▸ **Task requirements**
From the entries below, list each line with "Enhanced".

▸ **Records**
※ ※ ※
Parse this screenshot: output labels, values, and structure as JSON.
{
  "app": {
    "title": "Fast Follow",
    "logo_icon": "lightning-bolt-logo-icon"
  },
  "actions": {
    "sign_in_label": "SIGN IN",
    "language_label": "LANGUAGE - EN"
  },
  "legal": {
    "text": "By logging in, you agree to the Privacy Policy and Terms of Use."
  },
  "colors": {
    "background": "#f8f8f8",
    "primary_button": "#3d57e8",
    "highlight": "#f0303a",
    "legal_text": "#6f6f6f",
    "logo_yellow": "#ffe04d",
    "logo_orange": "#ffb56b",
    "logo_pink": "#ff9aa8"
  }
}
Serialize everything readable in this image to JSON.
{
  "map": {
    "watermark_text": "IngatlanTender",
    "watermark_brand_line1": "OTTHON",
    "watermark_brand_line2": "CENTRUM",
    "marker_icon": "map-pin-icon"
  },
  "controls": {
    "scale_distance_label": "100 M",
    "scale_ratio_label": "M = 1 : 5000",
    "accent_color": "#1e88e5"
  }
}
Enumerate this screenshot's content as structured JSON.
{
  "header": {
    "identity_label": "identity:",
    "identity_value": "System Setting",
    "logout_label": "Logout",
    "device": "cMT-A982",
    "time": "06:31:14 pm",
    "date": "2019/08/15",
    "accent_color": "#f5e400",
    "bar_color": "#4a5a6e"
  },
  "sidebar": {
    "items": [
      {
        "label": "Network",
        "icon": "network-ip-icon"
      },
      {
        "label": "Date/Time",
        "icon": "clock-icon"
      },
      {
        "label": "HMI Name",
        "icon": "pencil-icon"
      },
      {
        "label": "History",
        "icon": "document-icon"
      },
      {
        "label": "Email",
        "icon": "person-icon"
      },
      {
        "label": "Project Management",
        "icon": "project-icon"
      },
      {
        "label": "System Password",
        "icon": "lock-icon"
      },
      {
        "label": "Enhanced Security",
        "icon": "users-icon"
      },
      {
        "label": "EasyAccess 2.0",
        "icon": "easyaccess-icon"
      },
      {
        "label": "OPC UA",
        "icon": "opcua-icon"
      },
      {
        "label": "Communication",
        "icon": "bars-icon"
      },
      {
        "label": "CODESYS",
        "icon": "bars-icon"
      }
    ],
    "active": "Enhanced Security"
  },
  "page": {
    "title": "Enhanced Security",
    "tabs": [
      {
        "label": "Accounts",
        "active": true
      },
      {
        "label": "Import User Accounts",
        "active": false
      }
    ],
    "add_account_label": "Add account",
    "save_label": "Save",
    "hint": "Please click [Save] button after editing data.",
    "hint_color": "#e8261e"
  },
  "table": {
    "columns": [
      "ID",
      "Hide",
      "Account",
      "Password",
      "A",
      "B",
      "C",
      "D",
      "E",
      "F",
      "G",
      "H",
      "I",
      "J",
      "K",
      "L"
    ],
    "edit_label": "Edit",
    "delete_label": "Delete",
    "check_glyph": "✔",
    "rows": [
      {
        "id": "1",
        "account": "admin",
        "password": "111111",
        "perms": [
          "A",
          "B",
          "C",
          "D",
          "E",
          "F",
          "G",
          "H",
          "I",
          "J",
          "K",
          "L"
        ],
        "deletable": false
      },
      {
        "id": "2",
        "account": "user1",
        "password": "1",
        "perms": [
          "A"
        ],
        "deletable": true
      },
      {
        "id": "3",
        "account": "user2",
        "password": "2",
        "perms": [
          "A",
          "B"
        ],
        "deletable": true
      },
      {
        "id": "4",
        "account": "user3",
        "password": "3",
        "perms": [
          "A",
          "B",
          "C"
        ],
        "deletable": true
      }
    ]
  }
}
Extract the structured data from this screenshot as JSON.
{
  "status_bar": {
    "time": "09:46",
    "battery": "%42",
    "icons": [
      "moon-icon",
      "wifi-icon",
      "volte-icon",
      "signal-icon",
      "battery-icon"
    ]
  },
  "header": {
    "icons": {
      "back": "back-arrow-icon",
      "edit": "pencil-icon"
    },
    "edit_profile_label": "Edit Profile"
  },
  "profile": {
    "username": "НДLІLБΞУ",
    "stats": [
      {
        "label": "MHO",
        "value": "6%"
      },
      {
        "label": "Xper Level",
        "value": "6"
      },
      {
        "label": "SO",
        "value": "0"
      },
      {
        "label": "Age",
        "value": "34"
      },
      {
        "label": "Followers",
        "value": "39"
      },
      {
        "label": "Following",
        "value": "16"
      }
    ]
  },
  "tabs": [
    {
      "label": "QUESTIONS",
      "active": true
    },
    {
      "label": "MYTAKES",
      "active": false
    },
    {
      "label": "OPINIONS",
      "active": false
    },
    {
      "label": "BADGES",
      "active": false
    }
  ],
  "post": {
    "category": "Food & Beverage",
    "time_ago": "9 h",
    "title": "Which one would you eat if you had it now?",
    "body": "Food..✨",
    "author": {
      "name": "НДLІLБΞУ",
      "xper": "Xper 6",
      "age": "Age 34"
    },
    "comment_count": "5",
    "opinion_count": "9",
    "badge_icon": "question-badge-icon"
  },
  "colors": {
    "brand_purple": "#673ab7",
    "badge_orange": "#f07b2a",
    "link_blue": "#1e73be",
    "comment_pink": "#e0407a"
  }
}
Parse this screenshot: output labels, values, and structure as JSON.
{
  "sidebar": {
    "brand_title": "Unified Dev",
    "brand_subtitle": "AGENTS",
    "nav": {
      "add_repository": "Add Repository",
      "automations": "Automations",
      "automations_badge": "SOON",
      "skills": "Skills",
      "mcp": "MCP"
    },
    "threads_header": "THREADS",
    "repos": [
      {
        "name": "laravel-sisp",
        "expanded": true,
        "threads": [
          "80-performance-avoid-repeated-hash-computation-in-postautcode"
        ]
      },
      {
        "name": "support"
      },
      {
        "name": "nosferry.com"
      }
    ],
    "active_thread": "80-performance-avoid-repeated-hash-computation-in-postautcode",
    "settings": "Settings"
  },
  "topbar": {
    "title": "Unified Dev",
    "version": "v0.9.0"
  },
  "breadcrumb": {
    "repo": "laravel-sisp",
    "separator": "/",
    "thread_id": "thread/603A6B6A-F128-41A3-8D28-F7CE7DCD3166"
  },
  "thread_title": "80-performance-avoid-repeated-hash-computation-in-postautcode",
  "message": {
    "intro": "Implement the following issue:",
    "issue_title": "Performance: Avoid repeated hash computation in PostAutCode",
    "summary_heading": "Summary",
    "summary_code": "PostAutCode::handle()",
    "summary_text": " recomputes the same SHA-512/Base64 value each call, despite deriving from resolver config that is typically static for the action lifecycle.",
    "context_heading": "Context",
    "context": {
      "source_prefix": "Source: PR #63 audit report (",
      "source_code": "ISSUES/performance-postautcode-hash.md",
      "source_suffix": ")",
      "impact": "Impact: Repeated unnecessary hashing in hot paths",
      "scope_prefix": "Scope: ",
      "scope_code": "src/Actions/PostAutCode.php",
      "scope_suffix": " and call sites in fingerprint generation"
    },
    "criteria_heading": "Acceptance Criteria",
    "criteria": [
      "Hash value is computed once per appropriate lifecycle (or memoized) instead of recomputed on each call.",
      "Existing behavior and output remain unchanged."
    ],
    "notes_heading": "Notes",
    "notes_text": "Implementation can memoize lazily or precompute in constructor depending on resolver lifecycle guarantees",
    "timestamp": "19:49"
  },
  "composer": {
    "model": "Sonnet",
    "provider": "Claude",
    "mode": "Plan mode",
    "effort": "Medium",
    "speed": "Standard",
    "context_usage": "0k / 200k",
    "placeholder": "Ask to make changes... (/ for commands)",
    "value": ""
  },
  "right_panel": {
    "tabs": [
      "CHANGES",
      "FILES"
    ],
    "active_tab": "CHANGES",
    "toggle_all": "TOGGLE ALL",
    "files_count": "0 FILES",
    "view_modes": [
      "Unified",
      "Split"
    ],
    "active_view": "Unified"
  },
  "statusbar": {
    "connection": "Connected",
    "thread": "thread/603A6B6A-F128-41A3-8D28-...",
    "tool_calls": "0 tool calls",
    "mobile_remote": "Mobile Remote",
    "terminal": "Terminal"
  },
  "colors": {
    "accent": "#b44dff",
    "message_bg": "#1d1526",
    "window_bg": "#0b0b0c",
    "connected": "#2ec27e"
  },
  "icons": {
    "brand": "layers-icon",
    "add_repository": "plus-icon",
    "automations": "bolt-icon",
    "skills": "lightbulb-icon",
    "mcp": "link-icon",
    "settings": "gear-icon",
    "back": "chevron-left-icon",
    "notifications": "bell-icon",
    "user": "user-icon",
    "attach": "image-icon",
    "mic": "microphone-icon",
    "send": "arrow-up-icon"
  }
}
※ ※ ※
▸ **Written answer**
        "label": "Enhanced Security",
    "active": "Enhanced Security"
    "title": "Enhanced Security",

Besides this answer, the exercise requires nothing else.